[Task objective]
Tally the lines in the listing below that include "Future". Answer with the count and nothing more.

* begin Provided data *

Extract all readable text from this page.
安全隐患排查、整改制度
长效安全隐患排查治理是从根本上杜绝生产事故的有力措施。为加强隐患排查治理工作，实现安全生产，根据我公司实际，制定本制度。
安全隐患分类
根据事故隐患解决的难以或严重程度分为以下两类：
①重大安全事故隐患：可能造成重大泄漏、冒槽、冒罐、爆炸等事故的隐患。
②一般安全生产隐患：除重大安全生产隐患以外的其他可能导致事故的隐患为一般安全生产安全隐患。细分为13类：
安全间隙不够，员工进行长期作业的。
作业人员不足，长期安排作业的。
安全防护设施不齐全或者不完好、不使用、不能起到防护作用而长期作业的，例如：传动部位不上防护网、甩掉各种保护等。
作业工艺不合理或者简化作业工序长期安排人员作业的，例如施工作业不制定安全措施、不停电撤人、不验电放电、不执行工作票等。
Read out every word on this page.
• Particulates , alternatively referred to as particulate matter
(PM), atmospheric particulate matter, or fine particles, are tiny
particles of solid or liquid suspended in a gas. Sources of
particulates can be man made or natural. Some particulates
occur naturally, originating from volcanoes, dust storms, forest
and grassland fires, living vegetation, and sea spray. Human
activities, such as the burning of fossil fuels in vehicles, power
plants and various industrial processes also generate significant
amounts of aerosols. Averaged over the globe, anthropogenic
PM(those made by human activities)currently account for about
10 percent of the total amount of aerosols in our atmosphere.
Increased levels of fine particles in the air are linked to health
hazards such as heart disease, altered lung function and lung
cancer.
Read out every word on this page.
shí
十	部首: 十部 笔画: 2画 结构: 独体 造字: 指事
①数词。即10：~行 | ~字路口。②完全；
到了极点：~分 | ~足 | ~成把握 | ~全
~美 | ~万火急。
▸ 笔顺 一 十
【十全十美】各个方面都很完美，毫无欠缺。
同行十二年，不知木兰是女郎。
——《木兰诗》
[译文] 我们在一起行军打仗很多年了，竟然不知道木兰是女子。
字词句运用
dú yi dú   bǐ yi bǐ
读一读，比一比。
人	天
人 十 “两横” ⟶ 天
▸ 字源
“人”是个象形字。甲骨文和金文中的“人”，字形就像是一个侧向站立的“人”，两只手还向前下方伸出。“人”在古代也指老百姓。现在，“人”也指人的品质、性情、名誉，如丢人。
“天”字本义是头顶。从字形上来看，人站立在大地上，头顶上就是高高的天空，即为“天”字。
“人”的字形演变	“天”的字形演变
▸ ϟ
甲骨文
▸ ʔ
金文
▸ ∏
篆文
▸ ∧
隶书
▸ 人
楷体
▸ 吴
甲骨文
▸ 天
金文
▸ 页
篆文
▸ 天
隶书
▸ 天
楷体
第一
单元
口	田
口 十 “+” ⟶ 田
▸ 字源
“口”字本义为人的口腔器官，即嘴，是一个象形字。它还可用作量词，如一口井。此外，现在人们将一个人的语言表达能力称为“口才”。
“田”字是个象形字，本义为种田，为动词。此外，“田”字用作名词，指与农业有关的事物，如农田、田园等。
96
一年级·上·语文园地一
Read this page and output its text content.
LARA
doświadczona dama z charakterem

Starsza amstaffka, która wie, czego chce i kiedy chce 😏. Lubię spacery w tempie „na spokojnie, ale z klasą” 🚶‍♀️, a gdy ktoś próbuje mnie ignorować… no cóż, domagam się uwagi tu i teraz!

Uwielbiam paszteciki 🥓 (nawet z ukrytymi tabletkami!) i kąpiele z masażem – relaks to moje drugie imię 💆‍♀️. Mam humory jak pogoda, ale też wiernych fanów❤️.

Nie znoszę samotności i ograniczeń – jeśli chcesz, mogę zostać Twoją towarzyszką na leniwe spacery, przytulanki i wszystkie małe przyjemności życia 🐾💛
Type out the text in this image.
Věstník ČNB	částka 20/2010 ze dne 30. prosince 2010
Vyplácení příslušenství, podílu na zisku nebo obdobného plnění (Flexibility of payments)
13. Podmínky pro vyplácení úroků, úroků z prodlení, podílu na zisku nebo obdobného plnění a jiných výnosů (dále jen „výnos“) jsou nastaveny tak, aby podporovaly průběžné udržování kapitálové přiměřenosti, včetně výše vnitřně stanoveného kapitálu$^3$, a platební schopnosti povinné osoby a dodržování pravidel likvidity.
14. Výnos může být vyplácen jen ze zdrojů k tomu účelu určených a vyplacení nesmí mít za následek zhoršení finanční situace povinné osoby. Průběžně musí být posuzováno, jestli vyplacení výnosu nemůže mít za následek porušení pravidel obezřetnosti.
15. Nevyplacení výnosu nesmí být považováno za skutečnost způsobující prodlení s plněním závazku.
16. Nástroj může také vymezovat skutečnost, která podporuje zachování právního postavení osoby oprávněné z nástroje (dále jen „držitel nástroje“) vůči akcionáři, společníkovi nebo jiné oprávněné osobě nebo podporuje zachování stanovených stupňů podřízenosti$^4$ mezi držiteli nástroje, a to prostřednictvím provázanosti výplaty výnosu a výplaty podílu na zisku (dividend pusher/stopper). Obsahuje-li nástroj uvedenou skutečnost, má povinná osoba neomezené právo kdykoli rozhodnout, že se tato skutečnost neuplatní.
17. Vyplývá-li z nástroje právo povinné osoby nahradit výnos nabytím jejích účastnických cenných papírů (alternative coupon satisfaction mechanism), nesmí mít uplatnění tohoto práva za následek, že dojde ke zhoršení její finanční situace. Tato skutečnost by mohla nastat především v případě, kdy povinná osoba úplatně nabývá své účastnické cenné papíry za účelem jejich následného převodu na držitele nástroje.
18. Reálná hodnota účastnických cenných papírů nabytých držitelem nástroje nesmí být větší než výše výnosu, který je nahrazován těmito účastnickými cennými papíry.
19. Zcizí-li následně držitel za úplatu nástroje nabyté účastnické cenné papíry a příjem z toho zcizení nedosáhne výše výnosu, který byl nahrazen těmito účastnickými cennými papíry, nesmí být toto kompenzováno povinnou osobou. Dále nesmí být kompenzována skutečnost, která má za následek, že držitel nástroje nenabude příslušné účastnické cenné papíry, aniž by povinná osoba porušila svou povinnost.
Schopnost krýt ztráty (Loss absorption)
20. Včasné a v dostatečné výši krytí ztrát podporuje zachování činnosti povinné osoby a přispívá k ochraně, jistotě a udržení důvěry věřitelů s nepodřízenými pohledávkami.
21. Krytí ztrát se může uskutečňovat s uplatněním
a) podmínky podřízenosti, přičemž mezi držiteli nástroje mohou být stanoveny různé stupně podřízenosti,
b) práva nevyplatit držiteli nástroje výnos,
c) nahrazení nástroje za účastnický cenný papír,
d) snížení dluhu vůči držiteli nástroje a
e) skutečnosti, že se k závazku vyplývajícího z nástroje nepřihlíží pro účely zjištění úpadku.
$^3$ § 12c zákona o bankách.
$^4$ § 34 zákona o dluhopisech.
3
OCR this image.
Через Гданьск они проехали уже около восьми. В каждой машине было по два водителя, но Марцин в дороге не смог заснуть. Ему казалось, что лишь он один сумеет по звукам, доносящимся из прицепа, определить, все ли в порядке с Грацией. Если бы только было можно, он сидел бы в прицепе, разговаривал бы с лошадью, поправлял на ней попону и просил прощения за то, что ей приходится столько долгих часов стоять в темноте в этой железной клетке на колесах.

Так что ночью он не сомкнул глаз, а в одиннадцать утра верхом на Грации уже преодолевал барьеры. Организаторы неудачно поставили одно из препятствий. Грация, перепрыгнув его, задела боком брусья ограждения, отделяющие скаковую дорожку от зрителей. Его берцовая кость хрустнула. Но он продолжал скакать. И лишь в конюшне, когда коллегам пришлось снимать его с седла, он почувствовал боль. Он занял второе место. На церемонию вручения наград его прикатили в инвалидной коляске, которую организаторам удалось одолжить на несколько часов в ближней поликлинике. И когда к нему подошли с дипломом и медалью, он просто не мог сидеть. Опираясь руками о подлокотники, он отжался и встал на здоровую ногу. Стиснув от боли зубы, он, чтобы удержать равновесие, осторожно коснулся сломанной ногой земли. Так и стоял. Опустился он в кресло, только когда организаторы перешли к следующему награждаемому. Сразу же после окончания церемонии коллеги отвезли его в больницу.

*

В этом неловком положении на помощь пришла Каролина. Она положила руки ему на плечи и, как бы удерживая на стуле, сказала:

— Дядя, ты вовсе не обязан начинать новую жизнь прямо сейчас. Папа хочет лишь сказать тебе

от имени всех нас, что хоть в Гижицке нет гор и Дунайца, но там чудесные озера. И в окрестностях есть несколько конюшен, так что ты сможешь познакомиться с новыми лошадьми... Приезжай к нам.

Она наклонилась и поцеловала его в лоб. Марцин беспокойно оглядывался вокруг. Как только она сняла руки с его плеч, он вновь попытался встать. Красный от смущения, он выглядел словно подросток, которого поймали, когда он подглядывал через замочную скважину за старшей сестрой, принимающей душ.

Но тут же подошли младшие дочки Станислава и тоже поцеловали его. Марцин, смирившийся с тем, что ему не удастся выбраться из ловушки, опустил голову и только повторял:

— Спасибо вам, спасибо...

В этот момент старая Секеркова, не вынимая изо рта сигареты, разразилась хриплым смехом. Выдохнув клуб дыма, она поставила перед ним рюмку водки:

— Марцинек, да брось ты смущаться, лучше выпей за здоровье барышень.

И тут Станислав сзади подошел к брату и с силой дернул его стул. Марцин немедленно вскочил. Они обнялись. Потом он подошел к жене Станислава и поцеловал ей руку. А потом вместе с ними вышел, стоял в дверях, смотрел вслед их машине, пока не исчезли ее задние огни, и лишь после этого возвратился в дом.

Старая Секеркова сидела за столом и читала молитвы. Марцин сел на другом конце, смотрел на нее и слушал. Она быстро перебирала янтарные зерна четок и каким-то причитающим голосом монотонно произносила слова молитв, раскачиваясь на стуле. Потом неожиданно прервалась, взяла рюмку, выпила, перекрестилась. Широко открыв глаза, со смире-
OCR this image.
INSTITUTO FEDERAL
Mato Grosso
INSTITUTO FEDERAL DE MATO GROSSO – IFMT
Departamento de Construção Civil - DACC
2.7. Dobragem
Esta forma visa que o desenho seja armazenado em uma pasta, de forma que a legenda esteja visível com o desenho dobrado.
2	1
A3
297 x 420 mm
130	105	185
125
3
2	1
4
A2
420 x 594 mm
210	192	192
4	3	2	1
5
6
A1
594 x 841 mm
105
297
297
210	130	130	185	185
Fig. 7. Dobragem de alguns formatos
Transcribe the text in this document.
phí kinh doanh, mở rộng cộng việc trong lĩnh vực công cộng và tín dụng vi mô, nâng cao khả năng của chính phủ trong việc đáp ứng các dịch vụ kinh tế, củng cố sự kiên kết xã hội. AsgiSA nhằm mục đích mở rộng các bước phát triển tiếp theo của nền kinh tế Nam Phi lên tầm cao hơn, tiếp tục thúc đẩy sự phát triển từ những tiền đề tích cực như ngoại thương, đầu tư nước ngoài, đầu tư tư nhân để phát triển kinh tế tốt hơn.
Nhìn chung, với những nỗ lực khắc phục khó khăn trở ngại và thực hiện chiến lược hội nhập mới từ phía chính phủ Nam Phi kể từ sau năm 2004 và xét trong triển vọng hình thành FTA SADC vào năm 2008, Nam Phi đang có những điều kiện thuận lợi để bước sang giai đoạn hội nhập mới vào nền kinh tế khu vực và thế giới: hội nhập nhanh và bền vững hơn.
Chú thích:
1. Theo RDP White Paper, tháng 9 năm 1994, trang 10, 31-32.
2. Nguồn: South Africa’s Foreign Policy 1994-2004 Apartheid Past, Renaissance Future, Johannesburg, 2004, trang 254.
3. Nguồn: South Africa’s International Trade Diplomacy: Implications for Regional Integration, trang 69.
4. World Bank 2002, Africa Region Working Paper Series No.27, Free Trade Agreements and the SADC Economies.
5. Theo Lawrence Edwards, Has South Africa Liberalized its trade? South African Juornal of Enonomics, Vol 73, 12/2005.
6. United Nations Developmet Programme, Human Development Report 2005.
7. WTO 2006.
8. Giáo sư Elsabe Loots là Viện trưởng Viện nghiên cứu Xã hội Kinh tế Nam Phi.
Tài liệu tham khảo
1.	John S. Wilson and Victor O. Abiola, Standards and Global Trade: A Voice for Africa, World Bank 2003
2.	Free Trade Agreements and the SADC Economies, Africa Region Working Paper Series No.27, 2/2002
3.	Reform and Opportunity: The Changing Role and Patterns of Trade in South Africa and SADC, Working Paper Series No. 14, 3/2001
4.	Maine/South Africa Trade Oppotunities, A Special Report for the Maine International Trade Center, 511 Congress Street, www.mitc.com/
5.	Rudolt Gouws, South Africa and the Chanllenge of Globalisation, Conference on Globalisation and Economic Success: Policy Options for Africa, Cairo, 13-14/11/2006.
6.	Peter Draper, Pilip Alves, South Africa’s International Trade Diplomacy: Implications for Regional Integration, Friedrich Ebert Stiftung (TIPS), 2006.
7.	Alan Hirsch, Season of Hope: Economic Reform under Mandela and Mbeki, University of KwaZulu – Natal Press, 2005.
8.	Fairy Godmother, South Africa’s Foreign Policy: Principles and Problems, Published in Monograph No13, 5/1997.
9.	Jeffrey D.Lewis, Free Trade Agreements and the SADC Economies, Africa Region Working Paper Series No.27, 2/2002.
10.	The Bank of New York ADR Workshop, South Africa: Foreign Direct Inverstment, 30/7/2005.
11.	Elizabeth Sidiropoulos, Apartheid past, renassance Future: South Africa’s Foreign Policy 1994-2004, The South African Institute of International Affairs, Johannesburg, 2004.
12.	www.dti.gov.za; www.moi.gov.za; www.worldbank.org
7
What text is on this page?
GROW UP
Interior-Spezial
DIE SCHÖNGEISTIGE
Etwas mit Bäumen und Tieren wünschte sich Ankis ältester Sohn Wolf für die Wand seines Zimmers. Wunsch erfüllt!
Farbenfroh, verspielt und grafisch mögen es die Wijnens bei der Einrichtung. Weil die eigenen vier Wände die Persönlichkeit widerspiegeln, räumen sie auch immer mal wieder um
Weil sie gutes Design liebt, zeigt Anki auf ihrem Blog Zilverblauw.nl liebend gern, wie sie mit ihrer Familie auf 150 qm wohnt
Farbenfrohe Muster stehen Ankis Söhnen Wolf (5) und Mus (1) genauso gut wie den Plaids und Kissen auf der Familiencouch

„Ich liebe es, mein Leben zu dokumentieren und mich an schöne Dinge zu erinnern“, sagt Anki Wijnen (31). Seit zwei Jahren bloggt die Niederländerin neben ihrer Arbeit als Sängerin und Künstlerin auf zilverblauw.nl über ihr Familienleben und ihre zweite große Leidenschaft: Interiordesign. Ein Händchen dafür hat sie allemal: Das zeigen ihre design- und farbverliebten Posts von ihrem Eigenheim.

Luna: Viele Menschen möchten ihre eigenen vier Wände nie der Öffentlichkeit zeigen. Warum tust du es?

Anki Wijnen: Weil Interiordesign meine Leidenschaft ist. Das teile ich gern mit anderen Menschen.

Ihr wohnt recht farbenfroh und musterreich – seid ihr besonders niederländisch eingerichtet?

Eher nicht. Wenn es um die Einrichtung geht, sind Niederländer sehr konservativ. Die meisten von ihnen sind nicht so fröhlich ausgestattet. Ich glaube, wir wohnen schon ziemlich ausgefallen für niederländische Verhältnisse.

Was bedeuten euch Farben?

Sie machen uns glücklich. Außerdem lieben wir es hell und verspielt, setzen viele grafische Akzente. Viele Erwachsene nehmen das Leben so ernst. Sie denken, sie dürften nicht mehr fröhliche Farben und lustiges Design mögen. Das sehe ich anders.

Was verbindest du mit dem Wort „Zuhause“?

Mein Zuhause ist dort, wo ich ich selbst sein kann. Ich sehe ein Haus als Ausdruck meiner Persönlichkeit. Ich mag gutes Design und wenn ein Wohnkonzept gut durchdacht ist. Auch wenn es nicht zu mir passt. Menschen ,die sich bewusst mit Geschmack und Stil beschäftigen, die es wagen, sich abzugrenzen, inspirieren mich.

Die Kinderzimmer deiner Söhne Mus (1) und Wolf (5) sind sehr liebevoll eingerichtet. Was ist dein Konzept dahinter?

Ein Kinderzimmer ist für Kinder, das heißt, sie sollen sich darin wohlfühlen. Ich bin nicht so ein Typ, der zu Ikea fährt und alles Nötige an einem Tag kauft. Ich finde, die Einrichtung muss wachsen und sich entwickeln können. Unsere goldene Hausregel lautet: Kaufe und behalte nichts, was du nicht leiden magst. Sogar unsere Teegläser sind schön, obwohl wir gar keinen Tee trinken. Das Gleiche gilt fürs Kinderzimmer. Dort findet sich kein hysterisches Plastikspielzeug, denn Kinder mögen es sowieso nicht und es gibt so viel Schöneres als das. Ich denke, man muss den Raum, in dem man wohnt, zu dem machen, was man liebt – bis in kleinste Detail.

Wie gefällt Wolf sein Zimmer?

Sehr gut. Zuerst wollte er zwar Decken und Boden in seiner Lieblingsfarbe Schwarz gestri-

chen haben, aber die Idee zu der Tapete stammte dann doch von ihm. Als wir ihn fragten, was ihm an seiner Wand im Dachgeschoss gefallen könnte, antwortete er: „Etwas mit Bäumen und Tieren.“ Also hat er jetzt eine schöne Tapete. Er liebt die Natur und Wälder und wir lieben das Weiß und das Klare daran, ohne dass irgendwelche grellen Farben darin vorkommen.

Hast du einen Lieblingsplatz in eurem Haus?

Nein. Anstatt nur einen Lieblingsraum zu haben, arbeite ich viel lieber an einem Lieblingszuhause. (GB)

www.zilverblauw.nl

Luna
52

* end Provided data *

[Reply to the task]
2